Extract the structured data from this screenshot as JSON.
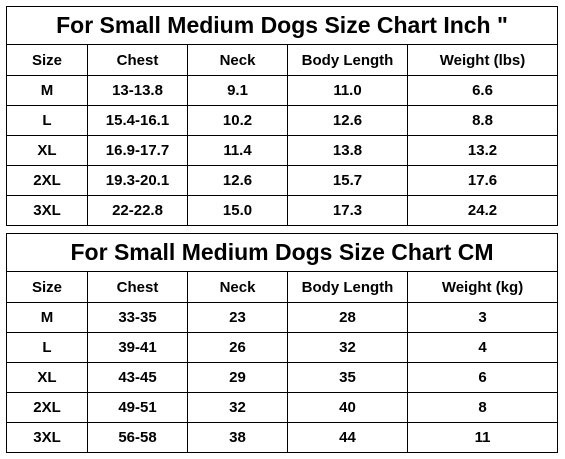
{
  "tables": [
    {
      "title": "For Small Medium Dogs Size Chart Inch \"",
      "headers": [
        "Size",
        "Chest",
        "Neck",
        "Body Length",
        "Weight (lbs)"
      ],
      "rows": [
        [
          "M",
          "13-13.8",
          "9.1",
          "11.0",
          "6.6"
        ],
        [
          "L",
          "15.4-16.1",
          "10.2",
          "12.6",
          "8.8"
        ],
        [
          "XL",
          "16.9-17.7",
          "11.4",
          "13.8",
          "13.2"
        ],
        [
          "2XL",
          "19.3-20.1",
          "12.6",
          "15.7",
          "17.6"
        ],
        [
          "3XL",
          "22-22.8",
          "15.0",
          "17.3",
          "24.2"
        ]
      ]
    },
    {
      "title": "For Small Medium Dogs Size Chart CM",
      "headers": [
        "Size",
        "Chest",
        "Neck",
        "Body Length",
        "Weight (kg)"
      ],
      "rows": [
        [
          "M",
          "33-35",
          "23",
          "28",
          "3"
        ],
        [
          "L",
          "39-41",
          "26",
          "32",
          "4"
        ],
        [
          "XL",
          "43-45",
          "29",
          "35",
          "6"
        ],
        [
          "2XL",
          "49-51",
          "32",
          "40",
          "8"
        ],
        [
          "3XL",
          "56-58",
          "38",
          "44",
          "11"
        ]
      ]
    }
  ]
}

=======

Aim of the task:
Nothing in the entries above should change when they are printed again, except that the pictures are dropped.

Answer for this exercise:
Extract the structured data from this screenshot as JSON.
{
  "tables": [
    {
      "title": "For Small Medium Dogs Size Chart Inch \"",
      "headers": [
        "Size",
        "Chest",
        "Neck",
        "Body Length",
        "Weight (lbs)"
      ],
      "rows": [
        [
          "M",
          "13-13.8",
          "9.1",
          "11.0",
          "6.6"
        ],
        [
          "L",
          "15.4-16.1",
          "10.2",
          "12.6",
          "8.8"
        ],
        [
          "XL",
          "16.9-17.7",
          "11.4",
          "13.8",
          "13.2"
        ],
        [
          "2XL",
          "19.3-20.1",
          "12.6",
          "15.7",
          "17.6"
        ],
        [
          "3XL",
          "22-22.8",
          "15.0",
          "17.3",
          "24.2"
        ]
      ]
    },
    {
      "title": "For Small Medium Dogs Size Chart CM",
      "headers": [
        "Size",
        "Chest",
        "Neck",
        "Body Length",
        "Weight (kg)"
      ],
      "rows": [
        [
          "M",
          "33-35",
          "23",
          "28",
          "3"
        ],
        [
          "L",
          "39-41",
          "26",
          "32",
          "4"
        ],
        [
          "XL",
          "43-45",
          "29",
          "35",
          "6"
        ],
        [
          "2XL",
          "49-51",
          "32",
          "40",
          "8"
        ],
        [
          "3XL",
          "56-58",
          "38",
          "44",
          "11"
        ]
      ]
    }
  ]
}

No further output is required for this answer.